WHAT IS ASKED » Every line containing the word "聚酯纤维" needs to be found and copied.

--------------------------------

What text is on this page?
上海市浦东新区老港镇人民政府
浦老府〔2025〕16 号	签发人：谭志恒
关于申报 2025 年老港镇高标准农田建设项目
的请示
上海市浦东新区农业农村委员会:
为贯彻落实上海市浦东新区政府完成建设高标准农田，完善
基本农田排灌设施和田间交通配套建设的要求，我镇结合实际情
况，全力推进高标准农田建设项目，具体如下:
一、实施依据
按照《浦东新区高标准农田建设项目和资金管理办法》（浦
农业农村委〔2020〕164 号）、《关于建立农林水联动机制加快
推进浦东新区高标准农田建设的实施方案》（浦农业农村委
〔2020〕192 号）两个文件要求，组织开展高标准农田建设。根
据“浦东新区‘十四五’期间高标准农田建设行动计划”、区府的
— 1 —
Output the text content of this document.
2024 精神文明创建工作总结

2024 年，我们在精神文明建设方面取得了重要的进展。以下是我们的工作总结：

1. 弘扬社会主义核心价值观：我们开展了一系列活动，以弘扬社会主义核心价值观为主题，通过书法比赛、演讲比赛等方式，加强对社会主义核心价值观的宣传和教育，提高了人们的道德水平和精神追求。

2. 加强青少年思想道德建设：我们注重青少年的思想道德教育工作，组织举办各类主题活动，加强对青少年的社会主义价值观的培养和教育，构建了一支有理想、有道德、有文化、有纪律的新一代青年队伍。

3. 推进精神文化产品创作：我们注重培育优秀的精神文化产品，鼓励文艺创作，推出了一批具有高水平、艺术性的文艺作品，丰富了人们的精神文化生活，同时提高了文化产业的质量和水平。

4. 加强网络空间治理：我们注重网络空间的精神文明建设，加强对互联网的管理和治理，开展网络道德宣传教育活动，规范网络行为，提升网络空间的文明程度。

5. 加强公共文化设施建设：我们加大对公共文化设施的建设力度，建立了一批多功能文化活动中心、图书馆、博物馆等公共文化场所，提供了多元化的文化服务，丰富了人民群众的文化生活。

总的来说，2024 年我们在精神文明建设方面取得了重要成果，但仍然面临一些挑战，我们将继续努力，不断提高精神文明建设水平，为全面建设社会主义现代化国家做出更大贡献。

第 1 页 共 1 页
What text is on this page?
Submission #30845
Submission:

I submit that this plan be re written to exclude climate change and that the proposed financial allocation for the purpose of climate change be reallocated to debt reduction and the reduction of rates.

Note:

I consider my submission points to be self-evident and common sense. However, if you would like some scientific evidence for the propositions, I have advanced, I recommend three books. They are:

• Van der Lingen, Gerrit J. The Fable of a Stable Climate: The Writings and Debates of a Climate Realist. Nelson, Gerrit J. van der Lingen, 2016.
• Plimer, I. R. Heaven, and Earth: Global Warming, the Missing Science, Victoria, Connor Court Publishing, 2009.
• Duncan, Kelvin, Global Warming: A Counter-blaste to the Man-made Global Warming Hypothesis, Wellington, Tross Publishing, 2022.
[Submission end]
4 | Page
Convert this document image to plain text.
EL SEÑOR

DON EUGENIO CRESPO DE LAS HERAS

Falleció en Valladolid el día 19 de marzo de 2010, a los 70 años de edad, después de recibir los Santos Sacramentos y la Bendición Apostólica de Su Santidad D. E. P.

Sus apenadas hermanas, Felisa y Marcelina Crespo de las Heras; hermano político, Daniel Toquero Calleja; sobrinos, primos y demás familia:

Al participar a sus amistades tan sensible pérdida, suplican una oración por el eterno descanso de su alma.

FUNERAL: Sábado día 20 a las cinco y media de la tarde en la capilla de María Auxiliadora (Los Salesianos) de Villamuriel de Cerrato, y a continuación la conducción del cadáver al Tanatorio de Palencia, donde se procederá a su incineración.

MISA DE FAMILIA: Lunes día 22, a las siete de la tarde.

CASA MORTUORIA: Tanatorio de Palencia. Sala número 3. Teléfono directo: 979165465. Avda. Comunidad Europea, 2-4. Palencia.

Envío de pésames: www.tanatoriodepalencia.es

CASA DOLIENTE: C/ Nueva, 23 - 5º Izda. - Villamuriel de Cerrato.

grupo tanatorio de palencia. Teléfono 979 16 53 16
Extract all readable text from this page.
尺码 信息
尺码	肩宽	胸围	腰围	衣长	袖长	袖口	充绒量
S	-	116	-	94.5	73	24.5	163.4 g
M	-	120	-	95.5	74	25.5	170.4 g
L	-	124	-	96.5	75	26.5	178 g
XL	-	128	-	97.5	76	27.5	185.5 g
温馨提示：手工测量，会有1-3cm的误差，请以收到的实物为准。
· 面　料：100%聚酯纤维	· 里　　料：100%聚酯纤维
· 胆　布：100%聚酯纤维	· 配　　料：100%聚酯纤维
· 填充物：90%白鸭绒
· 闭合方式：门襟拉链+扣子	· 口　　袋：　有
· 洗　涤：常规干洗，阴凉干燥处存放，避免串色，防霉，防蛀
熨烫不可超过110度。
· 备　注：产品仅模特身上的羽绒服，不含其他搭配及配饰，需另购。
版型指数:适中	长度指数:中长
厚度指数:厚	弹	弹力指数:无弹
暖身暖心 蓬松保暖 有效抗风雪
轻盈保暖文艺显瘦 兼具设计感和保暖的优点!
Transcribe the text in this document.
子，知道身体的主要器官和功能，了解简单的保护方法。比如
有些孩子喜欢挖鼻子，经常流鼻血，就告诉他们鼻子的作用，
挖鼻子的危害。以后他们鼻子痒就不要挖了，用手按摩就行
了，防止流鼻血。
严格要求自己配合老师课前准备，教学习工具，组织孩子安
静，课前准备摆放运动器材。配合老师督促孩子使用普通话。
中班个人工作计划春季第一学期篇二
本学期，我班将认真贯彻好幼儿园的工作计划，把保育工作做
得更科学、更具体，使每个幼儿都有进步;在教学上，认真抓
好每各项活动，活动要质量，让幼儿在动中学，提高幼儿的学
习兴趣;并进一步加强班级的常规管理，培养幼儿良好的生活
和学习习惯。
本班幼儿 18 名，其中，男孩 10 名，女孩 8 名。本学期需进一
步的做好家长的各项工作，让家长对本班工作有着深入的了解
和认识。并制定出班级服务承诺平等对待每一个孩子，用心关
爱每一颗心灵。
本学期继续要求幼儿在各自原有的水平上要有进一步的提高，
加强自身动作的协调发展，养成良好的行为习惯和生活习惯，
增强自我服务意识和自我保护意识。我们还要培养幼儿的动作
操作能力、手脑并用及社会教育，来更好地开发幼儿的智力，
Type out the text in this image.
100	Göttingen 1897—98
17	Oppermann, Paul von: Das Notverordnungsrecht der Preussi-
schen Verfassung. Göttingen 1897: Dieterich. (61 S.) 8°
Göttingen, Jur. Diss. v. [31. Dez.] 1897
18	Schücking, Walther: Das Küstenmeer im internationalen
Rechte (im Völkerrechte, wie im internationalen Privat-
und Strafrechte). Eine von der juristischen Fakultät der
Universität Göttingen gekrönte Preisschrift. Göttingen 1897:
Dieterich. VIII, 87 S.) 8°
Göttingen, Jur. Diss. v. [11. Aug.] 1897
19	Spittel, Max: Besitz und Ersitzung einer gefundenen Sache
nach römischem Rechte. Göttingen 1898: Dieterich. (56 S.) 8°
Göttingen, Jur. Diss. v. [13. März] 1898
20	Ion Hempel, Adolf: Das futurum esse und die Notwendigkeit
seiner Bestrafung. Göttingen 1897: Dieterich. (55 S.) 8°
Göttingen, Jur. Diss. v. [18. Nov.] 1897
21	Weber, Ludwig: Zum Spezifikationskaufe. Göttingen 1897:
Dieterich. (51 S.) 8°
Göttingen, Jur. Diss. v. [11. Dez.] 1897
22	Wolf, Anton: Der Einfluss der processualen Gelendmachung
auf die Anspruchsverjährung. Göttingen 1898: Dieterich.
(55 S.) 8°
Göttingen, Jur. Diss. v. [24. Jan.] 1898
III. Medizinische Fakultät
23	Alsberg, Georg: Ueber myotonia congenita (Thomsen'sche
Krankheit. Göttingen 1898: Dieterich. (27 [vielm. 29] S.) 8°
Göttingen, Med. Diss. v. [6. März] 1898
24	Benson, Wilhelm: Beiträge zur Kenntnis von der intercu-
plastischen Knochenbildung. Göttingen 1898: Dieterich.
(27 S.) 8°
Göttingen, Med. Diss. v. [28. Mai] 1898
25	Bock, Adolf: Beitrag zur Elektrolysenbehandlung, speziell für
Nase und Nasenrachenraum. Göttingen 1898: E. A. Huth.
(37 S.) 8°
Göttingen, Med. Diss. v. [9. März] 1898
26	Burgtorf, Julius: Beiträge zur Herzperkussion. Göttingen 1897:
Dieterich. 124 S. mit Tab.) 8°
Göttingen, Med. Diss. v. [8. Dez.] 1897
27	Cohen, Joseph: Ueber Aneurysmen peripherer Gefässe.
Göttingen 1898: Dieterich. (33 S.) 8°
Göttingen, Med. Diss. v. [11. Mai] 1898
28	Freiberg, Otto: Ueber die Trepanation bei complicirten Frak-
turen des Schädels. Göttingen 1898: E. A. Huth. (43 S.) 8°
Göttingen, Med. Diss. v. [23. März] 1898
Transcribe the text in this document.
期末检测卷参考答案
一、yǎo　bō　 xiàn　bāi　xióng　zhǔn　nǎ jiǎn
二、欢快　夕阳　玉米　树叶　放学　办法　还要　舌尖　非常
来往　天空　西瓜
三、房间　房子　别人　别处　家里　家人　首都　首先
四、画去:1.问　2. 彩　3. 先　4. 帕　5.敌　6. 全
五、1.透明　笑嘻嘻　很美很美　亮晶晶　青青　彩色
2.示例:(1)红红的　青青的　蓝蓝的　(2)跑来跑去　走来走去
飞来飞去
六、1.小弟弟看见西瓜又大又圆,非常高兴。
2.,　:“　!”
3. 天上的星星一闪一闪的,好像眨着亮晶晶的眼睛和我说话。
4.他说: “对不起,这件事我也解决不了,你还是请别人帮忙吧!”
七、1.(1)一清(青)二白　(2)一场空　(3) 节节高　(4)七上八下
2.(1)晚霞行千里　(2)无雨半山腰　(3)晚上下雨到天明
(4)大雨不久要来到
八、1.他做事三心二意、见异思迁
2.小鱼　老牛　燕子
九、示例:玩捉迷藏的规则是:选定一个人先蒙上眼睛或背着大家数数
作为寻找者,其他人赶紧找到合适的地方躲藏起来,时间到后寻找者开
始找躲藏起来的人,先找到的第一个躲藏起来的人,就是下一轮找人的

--------------------------------

SOLUTION FOR THIS EXERCISE »
· 面　料：100%聚酯纤维	· 里　　料：100%聚酯纤维
· 胆　布：100%聚酯纤维	· 配　　料：100%聚酯纤维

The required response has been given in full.